● **Written problem**
Repeat every record below exactly, leaving out the pictures.

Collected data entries
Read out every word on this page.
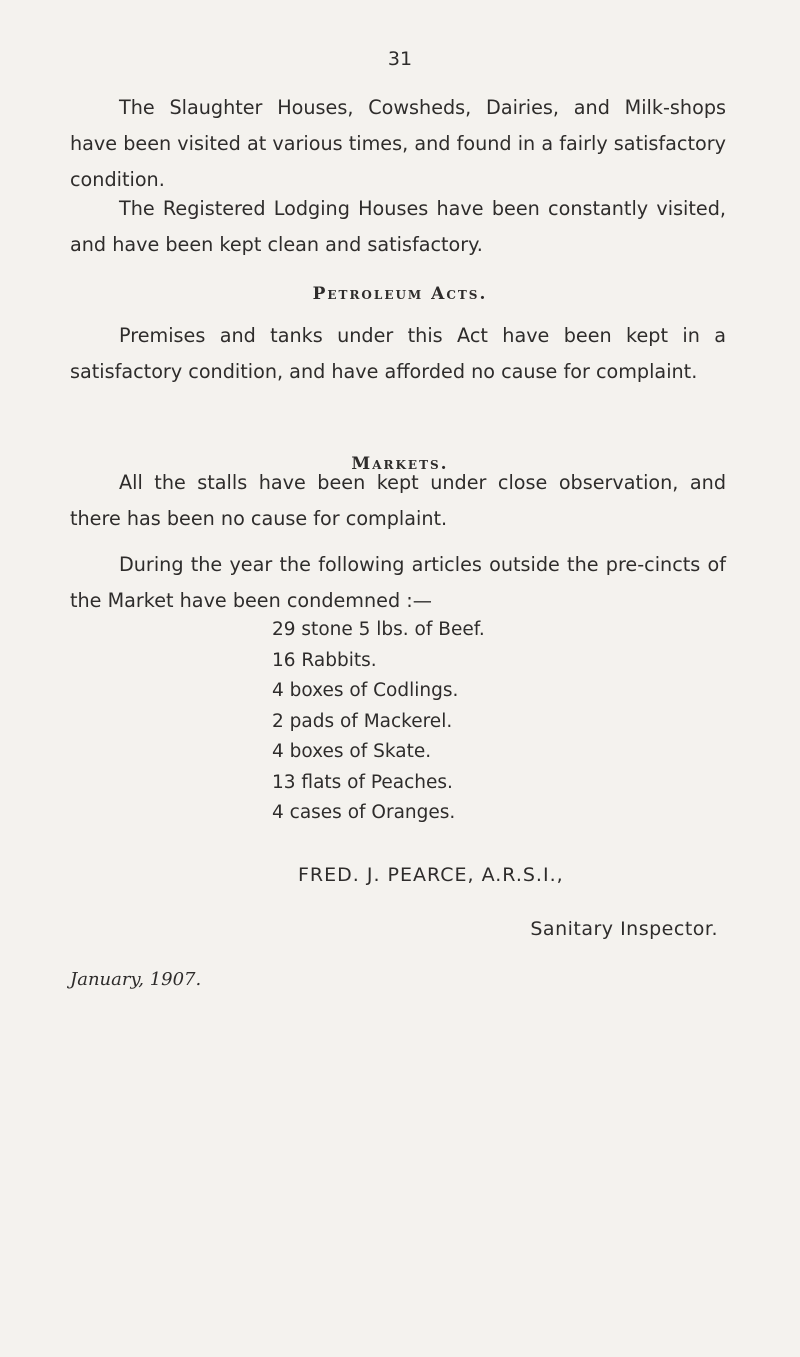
31

The Slaughter Houses, Cowsheds, Dairies, and Milk-shops have been visited at various times, and found in a fairly satisfactory condition.

The Registered Lodging Houses have been constantly visited, and have been kept clean and satisfactory.

Petroleum Acts.

Premises and tanks under this Act have been kept in a satisfactory condition, and have afforded no cause for complaint.

Markets.

All the stalls have been kept under close observation, and there has been no cause for complaint.

During the year the following articles outside the pre-cincts of the Market have been condemned :—

29 stone 5 lbs. of Beef.
16 Rabbits.
4 boxes of Codlings.
2 pads of Mackerel.
4 boxes of Skate.
13 flats of Peaches.
4 cases of Oranges.
FRED. J. PEARCE, A.R.S.I.,
Sanitary Inspector.
January, 1907.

● **Written answer**
Read out every word on this page.
31

The Slaughter Houses, Cowsheds, Dairies, and Milk-shops have been visited at various times, and found in a fairly satisfactory condition.

The Registered Lodging Houses have been constantly visited, and have been kept clean and satisfactory.

Petroleum Acts.

Premises and tanks under this Act have been kept in a satisfactory condition, and have afforded no cause for complaint.

Markets.

All the stalls have been kept under close observation, and there has been no cause for complaint.

During the year the following articles outside the pre-cincts of the Market have been condemned :—

29 stone 5 lbs. of Beef.
16 Rabbits.
4 boxes of Codlings.
2 pads of Mackerel.
4 boxes of Skate.
13 flats of Peaches.
4 cases of Oranges.
FRED. J. PEARCE, A.R.S.I.,
Sanitary Inspector.
January, 1907.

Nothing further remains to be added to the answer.